Which lines hold the word "использования"? Copy each one.

***

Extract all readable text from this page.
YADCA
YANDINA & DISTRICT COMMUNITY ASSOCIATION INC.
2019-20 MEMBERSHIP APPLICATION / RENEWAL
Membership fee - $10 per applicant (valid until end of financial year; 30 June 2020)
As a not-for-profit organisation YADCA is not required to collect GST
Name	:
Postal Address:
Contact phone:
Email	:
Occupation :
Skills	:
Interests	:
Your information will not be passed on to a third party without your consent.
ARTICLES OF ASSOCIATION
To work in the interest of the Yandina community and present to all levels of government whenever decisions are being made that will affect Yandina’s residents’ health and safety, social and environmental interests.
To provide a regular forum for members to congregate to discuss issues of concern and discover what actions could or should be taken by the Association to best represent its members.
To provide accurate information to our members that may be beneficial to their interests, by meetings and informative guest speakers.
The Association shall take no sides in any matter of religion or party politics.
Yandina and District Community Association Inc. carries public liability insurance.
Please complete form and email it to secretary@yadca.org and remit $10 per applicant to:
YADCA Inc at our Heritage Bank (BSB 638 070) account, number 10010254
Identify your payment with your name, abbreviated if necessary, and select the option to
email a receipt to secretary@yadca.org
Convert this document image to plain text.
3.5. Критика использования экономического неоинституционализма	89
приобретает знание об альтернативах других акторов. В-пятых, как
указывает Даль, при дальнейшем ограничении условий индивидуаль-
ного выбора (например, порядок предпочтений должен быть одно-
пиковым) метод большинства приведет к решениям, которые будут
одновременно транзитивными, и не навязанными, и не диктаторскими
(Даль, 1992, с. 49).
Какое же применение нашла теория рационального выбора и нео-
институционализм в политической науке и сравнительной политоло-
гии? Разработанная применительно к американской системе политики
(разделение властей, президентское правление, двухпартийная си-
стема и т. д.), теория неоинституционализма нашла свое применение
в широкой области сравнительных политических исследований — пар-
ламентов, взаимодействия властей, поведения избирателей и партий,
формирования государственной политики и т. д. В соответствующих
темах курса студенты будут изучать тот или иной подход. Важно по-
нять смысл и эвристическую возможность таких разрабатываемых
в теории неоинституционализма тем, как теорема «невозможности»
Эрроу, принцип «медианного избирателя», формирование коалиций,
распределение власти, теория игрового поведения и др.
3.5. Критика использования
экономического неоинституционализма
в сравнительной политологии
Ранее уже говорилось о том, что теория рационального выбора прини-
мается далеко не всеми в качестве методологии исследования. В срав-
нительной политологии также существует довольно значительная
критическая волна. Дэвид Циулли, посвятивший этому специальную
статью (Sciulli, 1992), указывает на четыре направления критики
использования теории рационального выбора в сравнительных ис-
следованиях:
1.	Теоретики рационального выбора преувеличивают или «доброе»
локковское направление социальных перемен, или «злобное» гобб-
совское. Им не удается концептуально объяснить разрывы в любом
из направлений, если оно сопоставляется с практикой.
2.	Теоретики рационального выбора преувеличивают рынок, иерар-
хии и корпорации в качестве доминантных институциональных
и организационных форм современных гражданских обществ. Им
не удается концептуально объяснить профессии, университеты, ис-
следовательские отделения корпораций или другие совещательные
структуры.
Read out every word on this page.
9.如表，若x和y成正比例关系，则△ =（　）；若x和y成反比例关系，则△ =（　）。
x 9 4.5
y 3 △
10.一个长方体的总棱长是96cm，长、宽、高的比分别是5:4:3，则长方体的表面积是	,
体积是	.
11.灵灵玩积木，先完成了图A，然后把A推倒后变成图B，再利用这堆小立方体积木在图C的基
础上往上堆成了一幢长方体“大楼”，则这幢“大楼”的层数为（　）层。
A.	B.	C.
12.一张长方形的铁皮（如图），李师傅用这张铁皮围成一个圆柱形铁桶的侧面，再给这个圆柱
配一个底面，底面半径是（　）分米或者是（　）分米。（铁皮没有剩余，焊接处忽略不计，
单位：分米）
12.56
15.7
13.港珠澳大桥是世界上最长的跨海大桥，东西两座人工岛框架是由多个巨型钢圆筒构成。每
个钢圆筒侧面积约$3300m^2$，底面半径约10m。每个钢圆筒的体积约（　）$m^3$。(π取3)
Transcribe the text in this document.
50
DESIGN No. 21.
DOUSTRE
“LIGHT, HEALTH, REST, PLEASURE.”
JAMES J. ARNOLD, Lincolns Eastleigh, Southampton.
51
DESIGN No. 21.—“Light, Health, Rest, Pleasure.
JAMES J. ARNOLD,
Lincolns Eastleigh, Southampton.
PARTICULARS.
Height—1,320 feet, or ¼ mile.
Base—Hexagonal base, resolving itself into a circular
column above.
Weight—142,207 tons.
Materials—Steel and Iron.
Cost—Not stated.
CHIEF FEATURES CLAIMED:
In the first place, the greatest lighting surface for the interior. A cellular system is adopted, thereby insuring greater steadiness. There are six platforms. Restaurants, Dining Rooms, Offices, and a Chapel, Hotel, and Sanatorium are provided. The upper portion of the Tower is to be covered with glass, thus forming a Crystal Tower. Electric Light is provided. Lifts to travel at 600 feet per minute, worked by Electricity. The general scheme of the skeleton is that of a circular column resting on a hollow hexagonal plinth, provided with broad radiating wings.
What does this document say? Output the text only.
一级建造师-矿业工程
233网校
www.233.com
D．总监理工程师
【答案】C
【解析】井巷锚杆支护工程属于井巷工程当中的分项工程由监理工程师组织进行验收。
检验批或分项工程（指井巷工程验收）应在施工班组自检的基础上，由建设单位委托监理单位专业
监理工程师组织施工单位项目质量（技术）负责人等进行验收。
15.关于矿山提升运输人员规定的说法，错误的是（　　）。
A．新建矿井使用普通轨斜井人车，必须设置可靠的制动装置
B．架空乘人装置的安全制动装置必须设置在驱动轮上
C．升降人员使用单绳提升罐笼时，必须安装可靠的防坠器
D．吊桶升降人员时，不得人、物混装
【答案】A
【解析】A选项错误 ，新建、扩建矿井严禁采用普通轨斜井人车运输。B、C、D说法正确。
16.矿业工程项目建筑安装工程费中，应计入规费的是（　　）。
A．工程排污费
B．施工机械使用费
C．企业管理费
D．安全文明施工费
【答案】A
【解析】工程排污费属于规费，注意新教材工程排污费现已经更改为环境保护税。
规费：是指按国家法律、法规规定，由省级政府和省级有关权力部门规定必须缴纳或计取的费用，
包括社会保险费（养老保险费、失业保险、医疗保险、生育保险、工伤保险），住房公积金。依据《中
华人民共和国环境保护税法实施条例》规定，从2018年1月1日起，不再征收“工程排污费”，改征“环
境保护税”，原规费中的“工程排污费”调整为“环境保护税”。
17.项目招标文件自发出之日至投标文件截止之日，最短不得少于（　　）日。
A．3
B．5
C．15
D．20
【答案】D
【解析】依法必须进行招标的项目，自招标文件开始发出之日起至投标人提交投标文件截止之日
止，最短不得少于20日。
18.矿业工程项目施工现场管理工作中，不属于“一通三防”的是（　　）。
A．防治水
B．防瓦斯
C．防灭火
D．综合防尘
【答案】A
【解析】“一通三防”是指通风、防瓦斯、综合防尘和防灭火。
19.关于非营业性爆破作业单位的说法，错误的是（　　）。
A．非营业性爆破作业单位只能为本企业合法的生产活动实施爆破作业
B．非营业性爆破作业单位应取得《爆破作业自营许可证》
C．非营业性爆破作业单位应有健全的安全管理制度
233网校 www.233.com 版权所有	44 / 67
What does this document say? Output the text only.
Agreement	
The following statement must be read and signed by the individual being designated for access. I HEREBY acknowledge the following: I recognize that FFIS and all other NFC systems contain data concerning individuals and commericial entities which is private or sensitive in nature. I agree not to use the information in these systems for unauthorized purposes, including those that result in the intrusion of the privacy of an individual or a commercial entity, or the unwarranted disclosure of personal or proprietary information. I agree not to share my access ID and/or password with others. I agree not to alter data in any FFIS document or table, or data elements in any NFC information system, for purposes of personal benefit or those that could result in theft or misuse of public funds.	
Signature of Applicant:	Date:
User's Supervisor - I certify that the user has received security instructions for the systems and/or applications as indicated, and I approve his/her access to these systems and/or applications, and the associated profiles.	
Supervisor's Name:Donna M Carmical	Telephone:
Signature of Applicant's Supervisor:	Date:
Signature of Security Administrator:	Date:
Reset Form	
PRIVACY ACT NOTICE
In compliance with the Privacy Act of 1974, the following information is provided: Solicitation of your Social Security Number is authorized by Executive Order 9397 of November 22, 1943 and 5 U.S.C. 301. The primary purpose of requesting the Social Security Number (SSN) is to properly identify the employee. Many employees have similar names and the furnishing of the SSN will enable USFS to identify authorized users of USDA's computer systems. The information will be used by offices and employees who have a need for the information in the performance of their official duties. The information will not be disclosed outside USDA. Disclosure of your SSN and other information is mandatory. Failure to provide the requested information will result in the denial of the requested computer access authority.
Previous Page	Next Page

***

=== The output ===
3.5. Критика использования экономического неоинституционализма	89
3.5. Критика использования
использования теории рационального выбора в сравнительных ис-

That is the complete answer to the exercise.